Exercise task: Copy the rows below word for word.
— begin Available records —
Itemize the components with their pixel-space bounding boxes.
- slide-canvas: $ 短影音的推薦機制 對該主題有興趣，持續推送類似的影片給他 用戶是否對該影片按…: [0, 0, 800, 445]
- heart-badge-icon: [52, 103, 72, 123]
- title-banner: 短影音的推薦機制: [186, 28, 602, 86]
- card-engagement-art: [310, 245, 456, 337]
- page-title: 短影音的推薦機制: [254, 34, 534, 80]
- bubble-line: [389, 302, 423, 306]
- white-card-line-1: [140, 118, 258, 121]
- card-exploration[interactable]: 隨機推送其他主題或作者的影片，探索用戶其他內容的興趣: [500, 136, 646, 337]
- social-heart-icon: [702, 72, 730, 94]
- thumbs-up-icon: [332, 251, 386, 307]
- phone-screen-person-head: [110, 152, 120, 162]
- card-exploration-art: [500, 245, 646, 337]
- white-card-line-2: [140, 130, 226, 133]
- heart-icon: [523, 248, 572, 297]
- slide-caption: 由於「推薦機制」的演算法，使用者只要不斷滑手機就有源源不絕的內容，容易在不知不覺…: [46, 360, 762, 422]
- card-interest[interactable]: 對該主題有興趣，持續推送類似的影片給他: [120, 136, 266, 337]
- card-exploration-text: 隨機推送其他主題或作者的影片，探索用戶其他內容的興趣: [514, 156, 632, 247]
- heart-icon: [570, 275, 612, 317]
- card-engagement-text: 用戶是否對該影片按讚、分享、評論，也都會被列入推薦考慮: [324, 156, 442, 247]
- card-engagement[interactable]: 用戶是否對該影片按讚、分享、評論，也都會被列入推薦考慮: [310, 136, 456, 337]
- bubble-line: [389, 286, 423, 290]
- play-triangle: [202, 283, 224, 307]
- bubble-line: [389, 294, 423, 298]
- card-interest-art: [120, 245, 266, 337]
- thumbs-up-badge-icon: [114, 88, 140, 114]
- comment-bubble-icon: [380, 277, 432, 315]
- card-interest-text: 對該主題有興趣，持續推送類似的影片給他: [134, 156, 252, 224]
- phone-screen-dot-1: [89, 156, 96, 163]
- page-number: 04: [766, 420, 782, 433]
— end Available records —
The reply:
Itemize the components with their pixel-space bounding boxes.
- slide-canvas: $ 短影音的推薦機制 對該主題有興趣，持續推送類似的影片給他 用戶是否對該影片按…: [0, 0, 800, 445]
- heart-badge-icon: [52, 103, 72, 123]
- title-banner: 短影音的推薦機制: [186, 28, 602, 86]
- card-engagement-art: [310, 245, 456, 337]
- page-title: 短影音的推薦機制: [254, 34, 534, 80]
- bubble-line: [389, 302, 423, 306]
- white-card-line-1: [140, 118, 258, 121]
- card-exploration[interactable]: 隨機推送其他主題或作者的影片，探索用戶其他內容的興趣: [500, 136, 646, 337]
- social-heart-icon: [702, 72, 730, 94]
- thumbs-up-icon: [332, 251, 386, 307]
- phone-screen-person-head: [110, 152, 120, 162]
- card-exploration-art: [500, 245, 646, 337]
- white-card-line-2: [140, 130, 226, 133]
- heart-icon: [523, 248, 572, 297]
- slide-caption: 由於「推薦機制」的演算法，使用者只要不斷滑手機就有源源不絕的內容，容易在不知不覺…: [46, 360, 762, 422]
- card-interest[interactable]: 對該主題有興趣，持續推送類似的影片給他: [120, 136, 266, 337]
- card-exploration-text: 隨機推送其他主題或作者的影片，探索用戶其他內容的興趣: [514, 156, 632, 247]
- heart-icon: [570, 275, 612, 317]
- card-engagement-text: 用戶是否對該影片按讚、分享、評論，也都會被列入推薦考慮: [324, 156, 442, 247]
- card-engagement[interactable]: 用戶是否對該影片按讚、分享、評論，也都會被列入推薦考慮: [310, 136, 456, 337]
- bubble-line: [389, 286, 423, 290]
- play-triangle: [202, 283, 224, 307]
- bubble-line: [389, 294, 423, 298]
- card-interest-art: [120, 245, 266, 337]
- thumbs-up-badge-icon: [114, 88, 140, 114]
- comment-bubble-icon: [380, 277, 432, 315]
- card-interest-text: 對該主題有興趣，持續推送類似的影片給他: [134, 156, 252, 224]
- phone-screen-dot-1: [89, 156, 96, 163]
- page-number: 04: [766, 420, 782, 433]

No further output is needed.